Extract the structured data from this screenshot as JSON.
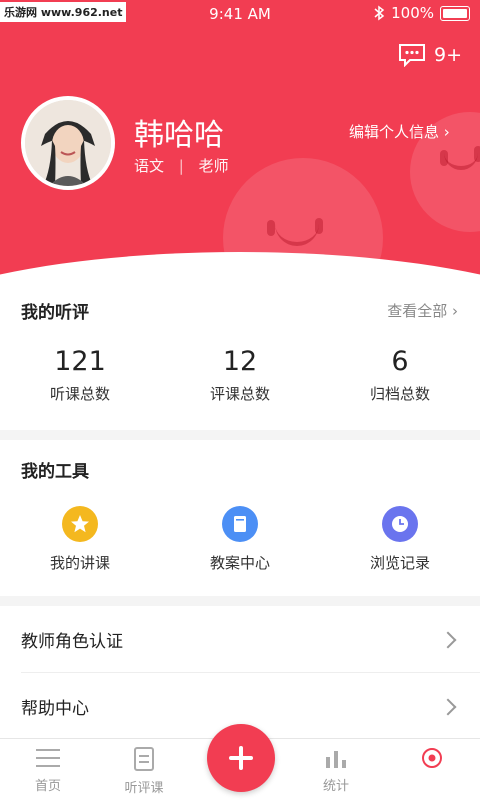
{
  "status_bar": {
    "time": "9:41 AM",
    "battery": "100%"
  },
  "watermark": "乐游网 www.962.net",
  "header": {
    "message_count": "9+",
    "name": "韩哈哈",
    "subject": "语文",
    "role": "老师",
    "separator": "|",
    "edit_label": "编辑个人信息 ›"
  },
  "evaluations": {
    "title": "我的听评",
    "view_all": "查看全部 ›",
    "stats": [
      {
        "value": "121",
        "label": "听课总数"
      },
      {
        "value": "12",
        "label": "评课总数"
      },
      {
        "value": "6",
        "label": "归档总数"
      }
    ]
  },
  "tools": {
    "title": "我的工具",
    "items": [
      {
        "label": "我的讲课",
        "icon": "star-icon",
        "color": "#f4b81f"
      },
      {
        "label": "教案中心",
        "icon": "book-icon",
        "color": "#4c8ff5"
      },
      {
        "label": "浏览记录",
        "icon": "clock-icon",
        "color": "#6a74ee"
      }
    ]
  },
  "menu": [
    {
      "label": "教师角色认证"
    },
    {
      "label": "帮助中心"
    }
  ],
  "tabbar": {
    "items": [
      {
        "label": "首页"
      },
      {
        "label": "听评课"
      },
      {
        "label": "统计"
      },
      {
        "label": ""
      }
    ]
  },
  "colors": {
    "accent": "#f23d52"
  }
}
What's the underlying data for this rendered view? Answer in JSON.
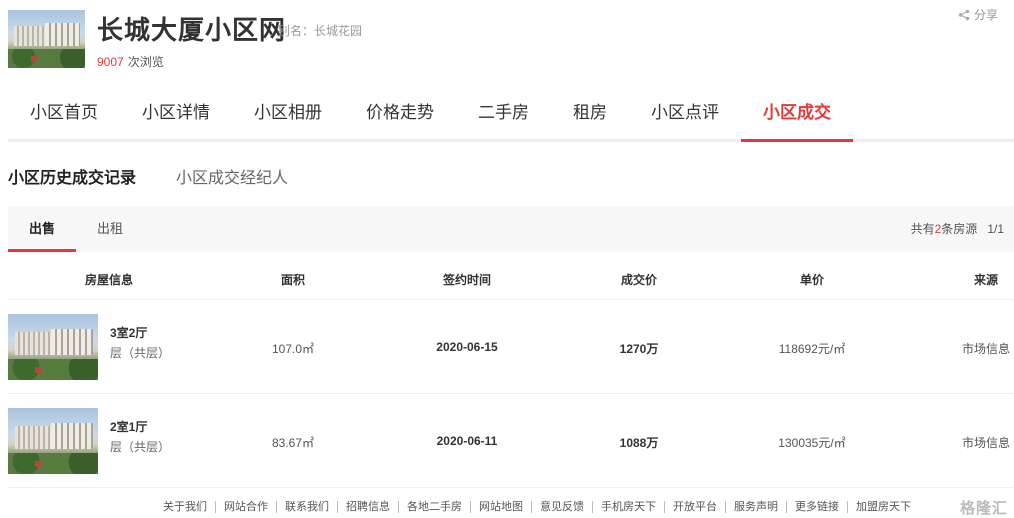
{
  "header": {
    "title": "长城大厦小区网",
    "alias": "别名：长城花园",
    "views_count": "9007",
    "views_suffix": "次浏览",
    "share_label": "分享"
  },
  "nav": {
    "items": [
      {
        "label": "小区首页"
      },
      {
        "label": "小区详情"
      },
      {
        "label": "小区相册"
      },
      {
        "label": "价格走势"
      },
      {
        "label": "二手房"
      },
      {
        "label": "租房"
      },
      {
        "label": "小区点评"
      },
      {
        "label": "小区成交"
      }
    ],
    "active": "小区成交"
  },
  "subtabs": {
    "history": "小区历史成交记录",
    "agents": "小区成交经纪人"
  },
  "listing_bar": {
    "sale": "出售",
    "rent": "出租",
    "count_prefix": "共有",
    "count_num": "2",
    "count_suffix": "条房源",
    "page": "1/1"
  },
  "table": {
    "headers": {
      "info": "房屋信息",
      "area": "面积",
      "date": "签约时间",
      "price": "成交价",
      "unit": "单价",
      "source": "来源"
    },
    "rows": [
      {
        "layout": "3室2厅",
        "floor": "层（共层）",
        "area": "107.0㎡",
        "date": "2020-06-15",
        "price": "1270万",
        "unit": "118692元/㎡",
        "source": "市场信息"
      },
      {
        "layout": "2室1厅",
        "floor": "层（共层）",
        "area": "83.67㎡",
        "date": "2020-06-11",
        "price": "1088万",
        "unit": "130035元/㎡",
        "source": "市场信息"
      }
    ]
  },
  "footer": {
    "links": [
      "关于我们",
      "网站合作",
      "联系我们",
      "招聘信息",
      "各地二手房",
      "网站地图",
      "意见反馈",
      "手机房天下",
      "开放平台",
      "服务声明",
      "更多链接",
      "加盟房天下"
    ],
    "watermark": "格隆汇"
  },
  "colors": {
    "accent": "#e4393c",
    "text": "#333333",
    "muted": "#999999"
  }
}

#####

_Given problem_: Identify the lines above with the word "data". Copy them.

_Solution below_:
Extract the structured data from this screenshot as JSON.
What's the underlying data for this rendered view? Answer in JSON.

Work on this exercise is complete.